Task goal: Write each line out again exactly as written.

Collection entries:
####################

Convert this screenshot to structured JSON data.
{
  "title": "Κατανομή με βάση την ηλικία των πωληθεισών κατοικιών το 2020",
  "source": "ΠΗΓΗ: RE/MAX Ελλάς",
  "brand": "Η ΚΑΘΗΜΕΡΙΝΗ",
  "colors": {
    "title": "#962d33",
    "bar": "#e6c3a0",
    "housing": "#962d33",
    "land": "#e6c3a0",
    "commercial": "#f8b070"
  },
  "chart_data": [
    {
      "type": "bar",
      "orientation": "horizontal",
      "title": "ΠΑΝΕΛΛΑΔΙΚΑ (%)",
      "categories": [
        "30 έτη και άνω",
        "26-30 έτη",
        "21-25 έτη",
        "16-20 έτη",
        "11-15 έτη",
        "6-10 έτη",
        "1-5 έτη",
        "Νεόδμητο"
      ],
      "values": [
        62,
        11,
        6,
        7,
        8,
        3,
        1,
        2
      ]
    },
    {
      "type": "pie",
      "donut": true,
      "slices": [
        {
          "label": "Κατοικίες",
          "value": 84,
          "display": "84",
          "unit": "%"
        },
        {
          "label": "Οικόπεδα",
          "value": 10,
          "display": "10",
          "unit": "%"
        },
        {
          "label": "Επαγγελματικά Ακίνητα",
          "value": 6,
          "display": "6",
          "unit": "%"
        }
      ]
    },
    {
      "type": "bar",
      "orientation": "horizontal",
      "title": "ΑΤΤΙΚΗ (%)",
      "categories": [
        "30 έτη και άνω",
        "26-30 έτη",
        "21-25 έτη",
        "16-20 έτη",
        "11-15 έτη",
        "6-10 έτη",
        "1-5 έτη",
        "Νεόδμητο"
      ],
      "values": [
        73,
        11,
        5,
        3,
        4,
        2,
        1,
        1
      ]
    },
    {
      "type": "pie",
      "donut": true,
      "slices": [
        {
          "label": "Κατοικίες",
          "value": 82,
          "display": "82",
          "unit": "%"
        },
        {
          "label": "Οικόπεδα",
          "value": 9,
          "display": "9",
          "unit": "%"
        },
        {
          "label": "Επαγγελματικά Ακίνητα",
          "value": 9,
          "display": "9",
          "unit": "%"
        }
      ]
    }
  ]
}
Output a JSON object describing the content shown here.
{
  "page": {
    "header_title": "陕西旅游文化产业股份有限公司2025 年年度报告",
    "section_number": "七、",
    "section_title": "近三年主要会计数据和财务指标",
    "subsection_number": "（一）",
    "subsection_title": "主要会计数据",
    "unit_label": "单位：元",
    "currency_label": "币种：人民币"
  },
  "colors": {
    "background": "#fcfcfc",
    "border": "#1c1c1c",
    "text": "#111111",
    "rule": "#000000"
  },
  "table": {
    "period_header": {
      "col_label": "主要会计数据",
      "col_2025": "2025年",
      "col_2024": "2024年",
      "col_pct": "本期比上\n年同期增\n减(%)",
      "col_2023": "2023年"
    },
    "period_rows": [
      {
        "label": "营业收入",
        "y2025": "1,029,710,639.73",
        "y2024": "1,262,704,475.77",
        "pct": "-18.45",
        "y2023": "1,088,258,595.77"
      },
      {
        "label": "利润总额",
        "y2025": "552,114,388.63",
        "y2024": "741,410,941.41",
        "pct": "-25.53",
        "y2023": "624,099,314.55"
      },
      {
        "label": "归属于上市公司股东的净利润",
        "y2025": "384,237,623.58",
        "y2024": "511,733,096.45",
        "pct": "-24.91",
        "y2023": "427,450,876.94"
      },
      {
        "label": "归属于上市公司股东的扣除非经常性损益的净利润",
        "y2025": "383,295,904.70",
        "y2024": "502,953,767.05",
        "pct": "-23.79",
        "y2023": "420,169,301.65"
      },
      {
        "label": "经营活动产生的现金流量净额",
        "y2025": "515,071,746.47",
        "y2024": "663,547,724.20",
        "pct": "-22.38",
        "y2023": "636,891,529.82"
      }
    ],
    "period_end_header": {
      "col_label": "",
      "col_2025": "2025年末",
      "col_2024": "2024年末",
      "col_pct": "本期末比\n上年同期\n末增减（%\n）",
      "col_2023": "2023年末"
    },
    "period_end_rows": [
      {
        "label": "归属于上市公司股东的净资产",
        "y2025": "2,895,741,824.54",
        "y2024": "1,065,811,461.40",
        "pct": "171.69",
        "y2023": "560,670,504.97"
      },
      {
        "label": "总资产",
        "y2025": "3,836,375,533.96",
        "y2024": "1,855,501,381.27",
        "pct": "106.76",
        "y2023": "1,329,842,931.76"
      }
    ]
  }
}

####################

Written solution:
Convert this screenshot to structured JSON data.
{
  "title": "Κατανομή με βάση την ηλικία των πωληθεισών κατοικιών το 2020",
  "source": "ΠΗΓΗ: RE/MAX Ελλάς",
  "brand": "Η ΚΑΘΗΜΕΡΙΝΗ",
  "colors": {
    "title": "#962d33",
    "bar": "#e6c3a0",
    "housing": "#962d33",
    "land": "#e6c3a0",
    "commercial": "#f8b070"
  },
  "chart_data": [
    {
      "type": "bar",
      "orientation": "horizontal",
      "title": "ΠΑΝΕΛΛΑΔΙΚΑ (%)",
      "categories": [
        "30 έτη και άνω",
        "26-30 έτη",
        "21-25 έτη",
        "16-20 έτη",
        "11-15 έτη",
        "6-10 έτη",
        "1-5 έτη",
        "Νεόδμητο"
      ],
      "values": [
        62,
        11,
        6,
        7,
        8,
        3,
        1,
        2
      ]
    },
    {
      "type": "pie",
      "donut": true,
      "slices": [
        {
          "label": "Κατοικίες",
          "value": 84,
          "display": "84",
          "unit": "%"
        },
        {
          "label": "Οικόπεδα",
          "value": 10,
          "display": "10",
          "unit": "%"
        },
        {
          "label": "Επαγγελματικά Ακίνητα",
          "value": 6,
          "display": "6",
          "unit": "%"
        }
      ]
    },
    {
      "type": "bar",
      "orientation": "horizontal",
      "title": "ΑΤΤΙΚΗ (%)",
      "categories": [
        "30 έτη και άνω",
        "26-30 έτη",
        "21-25 έτη",
        "16-20 έτη",
        "11-15 έτη",
        "6-10 έτη",
        "1-5 έτη",
        "Νεόδμητο"
      ],
      "values": [
        73,
        11,
        5,
        3,
        4,
        2,
        1,
        1
      ]
    },
    {
      "type": "pie",
      "donut": true,
      "slices": [
        {
          "label": "Κατοικίες",
          "value": 82,
          "display": "82",
          "unit": "%"
        },
        {
          "label": "Οικόπεδα",
          "value": 9,
          "display": "9",
          "unit": "%"
        },
        {
          "label": "Επαγγελματικά Ακίνητα",
          "value": 9,
          "display": "9",
          "unit": "%"
        }
      ]
    }
  ]
}
Output a JSON object describing the content shown here.
{
  "page": {
    "header_title": "陕西旅游文化产业股份有限公司2025 年年度报告",
    "section_number": "七、",
    "section_title": "近三年主要会计数据和财务指标",
    "subsection_number": "（一）",
    "subsection_title": "主要会计数据",
    "unit_label": "单位：元",
    "currency_label": "币种：人民币"
  },
  "colors": {
    "background": "#fcfcfc",
    "border": "#1c1c1c",
    "text": "#111111",
    "rule": "#000000"
  },
  "table": {
    "period_header": {
      "col_label": "主要会计数据",
      "col_2025": "2025年",
      "col_2024": "2024年",
      "col_pct": "本期比上\n年同期增\n减(%)",
      "col_2023": "2023年"
    },
    "period_rows": [
      {
        "label": "营业收入",
        "y2025": "1,029,710,639.73",
        "y2024": "1,262,704,475.77",
        "pct": "-18.45",
        "y2023": "1,088,258,595.77"
      },
      {
        "label": "利润总额",
        "y2025": "552,114,388.63",
        "y2024": "741,410,941.41",
        "pct": "-25.53",
        "y2023": "624,099,314.55"
      },
      {
        "label": "归属于上市公司股东的净利润",
        "y2025": "384,237,623.58",
        "y2024": "511,733,096.45",
        "pct": "-24.91",
        "y2023": "427,450,876.94"
      },
      {
        "label": "归属于上市公司股东的扣除非经常性损益的净利润",
        "y2025": "383,295,904.70",
        "y2024": "502,953,767.05",
        "pct": "-23.79",
        "y2023": "420,169,301.65"
      },
      {
        "label": "经营活动产生的现金流量净额",
        "y2025": "515,071,746.47",
        "y2024": "663,547,724.20",
        "pct": "-22.38",
        "y2023": "636,891,529.82"
      }
    ],
    "period_end_header": {
      "col_label": "",
      "col_2025": "2025年末",
      "col_2024": "2024年末",
      "col_pct": "本期末比\n上年同期\n末增减（%\n）",
      "col_2023": "2023年末"
    },
    "period_end_rows": [
      {
        "label": "归属于上市公司股东的净资产",
        "y2025": "2,895,741,824.54",
        "y2024": "1,065,811,461.40",
        "pct": "171.69",
        "y2023": "560,670,504.97"
      },
      {
        "label": "总资产",
        "y2025": "3,836,375,533.96",
        "y2024": "1,855,501,381.27",
        "pct": "106.76",
        "y2023": "1,329,842,931.76"
      }
    ]
  }
}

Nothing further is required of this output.